* **REQUEST**
Transcribe each record below word for word.

* **STORED DATA**
----

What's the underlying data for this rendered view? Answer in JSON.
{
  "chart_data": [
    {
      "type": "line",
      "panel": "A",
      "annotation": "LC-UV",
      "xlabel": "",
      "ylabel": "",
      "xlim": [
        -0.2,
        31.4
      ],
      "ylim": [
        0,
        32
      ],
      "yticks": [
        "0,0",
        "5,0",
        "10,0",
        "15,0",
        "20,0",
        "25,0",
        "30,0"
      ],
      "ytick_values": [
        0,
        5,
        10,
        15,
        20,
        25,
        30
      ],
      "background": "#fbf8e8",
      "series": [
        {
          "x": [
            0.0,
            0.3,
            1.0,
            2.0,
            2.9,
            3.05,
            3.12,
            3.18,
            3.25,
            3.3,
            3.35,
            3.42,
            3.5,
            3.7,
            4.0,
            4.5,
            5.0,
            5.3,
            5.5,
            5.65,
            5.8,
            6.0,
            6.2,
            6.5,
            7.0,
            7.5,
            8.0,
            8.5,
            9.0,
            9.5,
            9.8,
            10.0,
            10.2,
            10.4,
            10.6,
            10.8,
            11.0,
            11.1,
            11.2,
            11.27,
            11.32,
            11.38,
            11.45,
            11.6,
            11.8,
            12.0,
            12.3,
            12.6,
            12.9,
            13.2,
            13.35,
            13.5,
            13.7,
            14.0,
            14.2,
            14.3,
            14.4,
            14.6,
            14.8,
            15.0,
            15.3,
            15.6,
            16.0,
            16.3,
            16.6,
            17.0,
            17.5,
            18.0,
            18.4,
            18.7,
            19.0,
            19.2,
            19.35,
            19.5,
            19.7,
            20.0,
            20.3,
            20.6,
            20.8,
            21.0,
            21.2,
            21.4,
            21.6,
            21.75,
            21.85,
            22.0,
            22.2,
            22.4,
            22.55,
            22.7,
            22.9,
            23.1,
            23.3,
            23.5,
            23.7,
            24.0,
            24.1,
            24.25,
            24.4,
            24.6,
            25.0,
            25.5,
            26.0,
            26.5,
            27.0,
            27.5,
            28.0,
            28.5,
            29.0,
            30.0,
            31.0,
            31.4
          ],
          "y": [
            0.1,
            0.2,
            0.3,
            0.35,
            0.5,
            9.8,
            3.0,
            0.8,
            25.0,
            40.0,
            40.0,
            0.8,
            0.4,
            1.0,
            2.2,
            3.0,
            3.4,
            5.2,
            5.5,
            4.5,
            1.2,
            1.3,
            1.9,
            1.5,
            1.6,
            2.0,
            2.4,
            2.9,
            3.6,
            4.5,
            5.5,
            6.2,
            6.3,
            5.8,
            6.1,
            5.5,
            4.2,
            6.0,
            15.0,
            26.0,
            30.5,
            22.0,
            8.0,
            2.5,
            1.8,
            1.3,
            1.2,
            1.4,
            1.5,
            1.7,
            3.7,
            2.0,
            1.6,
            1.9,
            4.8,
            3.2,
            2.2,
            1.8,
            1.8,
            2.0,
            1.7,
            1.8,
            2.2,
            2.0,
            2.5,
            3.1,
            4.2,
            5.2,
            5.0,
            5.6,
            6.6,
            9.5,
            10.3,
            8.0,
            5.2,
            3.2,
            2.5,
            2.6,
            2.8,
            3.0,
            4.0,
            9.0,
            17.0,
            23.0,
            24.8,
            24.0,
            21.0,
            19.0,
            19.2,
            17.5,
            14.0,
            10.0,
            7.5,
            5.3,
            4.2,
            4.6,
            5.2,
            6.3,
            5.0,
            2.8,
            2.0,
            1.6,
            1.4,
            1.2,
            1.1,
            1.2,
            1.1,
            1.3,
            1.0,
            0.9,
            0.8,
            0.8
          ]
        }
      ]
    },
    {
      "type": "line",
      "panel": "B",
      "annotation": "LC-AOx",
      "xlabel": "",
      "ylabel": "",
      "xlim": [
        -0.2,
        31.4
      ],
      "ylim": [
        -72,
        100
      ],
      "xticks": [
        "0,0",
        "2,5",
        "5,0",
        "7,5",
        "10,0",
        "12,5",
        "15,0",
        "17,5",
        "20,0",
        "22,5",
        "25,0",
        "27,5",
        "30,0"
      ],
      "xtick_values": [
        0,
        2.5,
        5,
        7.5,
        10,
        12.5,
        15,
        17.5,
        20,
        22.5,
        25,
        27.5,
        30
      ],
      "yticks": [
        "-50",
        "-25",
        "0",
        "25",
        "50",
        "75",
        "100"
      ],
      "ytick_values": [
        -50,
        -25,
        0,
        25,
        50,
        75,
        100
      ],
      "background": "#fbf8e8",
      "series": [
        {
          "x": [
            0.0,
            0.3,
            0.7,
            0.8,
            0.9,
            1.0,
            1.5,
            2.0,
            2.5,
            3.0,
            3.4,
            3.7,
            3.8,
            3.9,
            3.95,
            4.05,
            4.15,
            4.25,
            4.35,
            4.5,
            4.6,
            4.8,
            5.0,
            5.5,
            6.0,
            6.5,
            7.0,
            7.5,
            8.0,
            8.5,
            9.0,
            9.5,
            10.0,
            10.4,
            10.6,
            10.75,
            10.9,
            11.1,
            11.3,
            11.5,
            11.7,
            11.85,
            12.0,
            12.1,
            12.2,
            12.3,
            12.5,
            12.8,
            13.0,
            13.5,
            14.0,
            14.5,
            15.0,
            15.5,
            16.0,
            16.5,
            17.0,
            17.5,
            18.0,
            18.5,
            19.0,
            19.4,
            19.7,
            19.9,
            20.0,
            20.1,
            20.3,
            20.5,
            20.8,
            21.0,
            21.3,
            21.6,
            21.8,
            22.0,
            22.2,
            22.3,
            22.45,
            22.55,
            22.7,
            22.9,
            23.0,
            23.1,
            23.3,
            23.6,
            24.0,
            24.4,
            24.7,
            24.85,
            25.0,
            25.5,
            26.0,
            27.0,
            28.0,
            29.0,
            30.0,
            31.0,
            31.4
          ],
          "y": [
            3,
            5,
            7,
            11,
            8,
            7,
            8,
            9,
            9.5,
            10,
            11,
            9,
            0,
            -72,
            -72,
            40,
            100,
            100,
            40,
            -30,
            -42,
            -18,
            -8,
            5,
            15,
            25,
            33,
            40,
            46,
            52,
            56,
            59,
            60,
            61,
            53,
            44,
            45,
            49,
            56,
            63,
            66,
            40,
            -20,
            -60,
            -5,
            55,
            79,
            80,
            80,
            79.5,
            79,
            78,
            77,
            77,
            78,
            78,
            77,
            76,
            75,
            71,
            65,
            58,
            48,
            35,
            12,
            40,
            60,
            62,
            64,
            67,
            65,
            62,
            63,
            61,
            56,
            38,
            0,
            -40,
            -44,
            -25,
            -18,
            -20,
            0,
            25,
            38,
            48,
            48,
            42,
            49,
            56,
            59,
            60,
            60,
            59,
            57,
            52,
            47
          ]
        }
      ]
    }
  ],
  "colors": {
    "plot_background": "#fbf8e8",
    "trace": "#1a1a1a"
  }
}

----

* **RESPONSE TO THE EXERCISE**
What's the underlying data for this rendered view? Answer in JSON.
{
  "chart_data": [
    {
      "type": "line",
      "panel": "A",
      "annotation": "LC-UV",
      "xlabel": "",
      "ylabel": "",
      "xlim": [
        -0.2,
        31.4
      ],
      "ylim": [
        0,
        32
      ],
      "yticks": [
        "0,0",
        "5,0",
        "10,0",
        "15,0",
        "20,0",
        "25,0",
        "30,0"
      ],
      "ytick_values": [
        0,
        5,
        10,
        15,
        20,
        25,
        30
      ],
      "background": "#fbf8e8",
      "series": [
        {
          "x": [
            0.0,
            0.3,
            1.0,
            2.0,
            2.9,
            3.05,
            3.12,
            3.18,
            3.25,
            3.3,
            3.35,
            3.42,
            3.5,
            3.7,
            4.0,
            4.5,
            5.0,
            5.3,
            5.5,
            5.65,
            5.8,
            6.0,
            6.2,
            6.5,
            7.0,
            7.5,
            8.0,
            8.5,
            9.0,
            9.5,
            9.8,
            10.0,
            10.2,
            10.4,
            10.6,
            10.8,
            11.0,
            11.1,
            11.2,
            11.27,
            11.32,
            11.38,
            11.45,
            11.6,
            11.8,
            12.0,
            12.3,
            12.6,
            12.9,
            13.2,
            13.35,
            13.5,
            13.7,
            14.0,
            14.2,
            14.3,
            14.4,
            14.6,
            14.8,
            15.0,
            15.3,
            15.6,
            16.0,
            16.3,
            16.6,
            17.0,
            17.5,
            18.0,
            18.4,
            18.7,
            19.0,
            19.2,
            19.35,
            19.5,
            19.7,
            20.0,
            20.3,
            20.6,
            20.8,
            21.0,
            21.2,
            21.4,
            21.6,
            21.75,
            21.85,
            22.0,
            22.2,
            22.4,
            22.55,
            22.7,
            22.9,
            23.1,
            23.3,
            23.5,
            23.7,
            24.0,
            24.1,
            24.25,
            24.4,
            24.6,
            25.0,
            25.5,
            26.0,
            26.5,
            27.0,
            27.5,
            28.0,
            28.5,
            29.0,
            30.0,
            31.0,
            31.4
          ],
          "y": [
            0.1,
            0.2,
            0.3,
            0.35,
            0.5,
            9.8,
            3.0,
            0.8,
            25.0,
            40.0,
            40.0,
            0.8,
            0.4,
            1.0,
            2.2,
            3.0,
            3.4,
            5.2,
            5.5,
            4.5,
            1.2,
            1.3,
            1.9,
            1.5,
            1.6,
            2.0,
            2.4,
            2.9,
            3.6,
            4.5,
            5.5,
            6.2,
            6.3,
            5.8,
            6.1,
            5.5,
            4.2,
            6.0,
            15.0,
            26.0,
            30.5,
            22.0,
            8.0,
            2.5,
            1.8,
            1.3,
            1.2,
            1.4,
            1.5,
            1.7,
            3.7,
            2.0,
            1.6,
            1.9,
            4.8,
            3.2,
            2.2,
            1.8,
            1.8,
            2.0,
            1.7,
            1.8,
            2.2,
            2.0,
            2.5,
            3.1,
            4.2,
            5.2,
            5.0,
            5.6,
            6.6,
            9.5,
            10.3,
            8.0,
            5.2,
            3.2,
            2.5,
            2.6,
            2.8,
            3.0,
            4.0,
            9.0,
            17.0,
            23.0,
            24.8,
            24.0,
            21.0,
            19.0,
            19.2,
            17.5,
            14.0,
            10.0,
            7.5,
            5.3,
            4.2,
            4.6,
            5.2,
            6.3,
            5.0,
            2.8,
            2.0,
            1.6,
            1.4,
            1.2,
            1.1,
            1.2,
            1.1,
            1.3,
            1.0,
            0.9,
            0.8,
            0.8
          ]
        }
      ]
    },
    {
      "type": "line",
      "panel": "B",
      "annotation": "LC-AOx",
      "xlabel": "",
      "ylabel": "",
      "xlim": [
        -0.2,
        31.4
      ],
      "ylim": [
        -72,
        100
      ],
      "xticks": [
        "0,0",
        "2,5",
        "5,0",
        "7,5",
        "10,0",
        "12,5",
        "15,0",
        "17,5",
        "20,0",
        "22,5",
        "25,0",
        "27,5",
        "30,0"
      ],
      "xtick_values": [
        0,
        2.5,
        5,
        7.5,
        10,
        12.5,
        15,
        17.5,
        20,
        22.5,
        25,
        27.5,
        30
      ],
      "yticks": [
        "-50",
        "-25",
        "0",
        "25",
        "50",
        "75",
        "100"
      ],
      "ytick_values": [
        -50,
        -25,
        0,
        25,
        50,
        75,
        100
      ],
      "background": "#fbf8e8",
      "series": [
        {
          "x": [
            0.0,
            0.3,
            0.7,
            0.8,
            0.9,
            1.0,
            1.5,
            2.0,
            2.5,
            3.0,
            3.4,
            3.7,
            3.8,
            3.9,
            3.95,
            4.05,
            4.15,
            4.25,
            4.35,
            4.5,
            4.6,
            4.8,
            5.0,
            5.5,
            6.0,
            6.5,
            7.0,
            7.5,
            8.0,
            8.5,
            9.0,
            9.5,
            10.0,
            10.4,
            10.6,
            10.75,
            10.9,
            11.1,
            11.3,
            11.5,
            11.7,
            11.85,
            12.0,
            12.1,
            12.2,
            12.3,
            12.5,
            12.8,
            13.0,
            13.5,
            14.0,
            14.5,
            15.0,
            15.5,
            16.0,
            16.5,
            17.0,
            17.5,
            18.0,
            18.5,
            19.0,
            19.4,
            19.7,
            19.9,
            20.0,
            20.1,
            20.3,
            20.5,
            20.8,
            21.0,
            21.3,
            21.6,
            21.8,
            22.0,
            22.2,
            22.3,
            22.45,
            22.55,
            22.7,
            22.9,
            23.0,
            23.1,
            23.3,
            23.6,
            24.0,
            24.4,
            24.7,
            24.85,
            25.0,
            25.5,
            26.0,
            27.0,
            28.0,
            29.0,
            30.0,
            31.0,
            31.4
          ],
          "y": [
            3,
            5,
            7,
            11,
            8,
            7,
            8,
            9,
            9.5,
            10,
            11,
            9,
            0,
            -72,
            -72,
            40,
            100,
            100,
            40,
            -30,
            -42,
            -18,
            -8,
            5,
            15,
            25,
            33,
            40,
            46,
            52,
            56,
            59,
            60,
            61,
            53,
            44,
            45,
            49,
            56,
            63,
            66,
            40,
            -20,
            -60,
            -5,
            55,
            79,
            80,
            80,
            79.5,
            79,
            78,
            77,
            77,
            78,
            78,
            77,
            76,
            75,
            71,
            65,
            58,
            48,
            35,
            12,
            40,
            60,
            62,
            64,
            67,
            65,
            62,
            63,
            61,
            56,
            38,
            0,
            -40,
            -44,
            -25,
            -18,
            -20,
            0,
            25,
            38,
            48,
            48,
            42,
            49,
            56,
            59,
            60,
            60,
            59,
            57,
            52,
            47
          ]
        }
      ]
    }
  ],
  "colors": {
    "plot_background": "#fbf8e8",
    "trace": "#1a1a1a"
  }
}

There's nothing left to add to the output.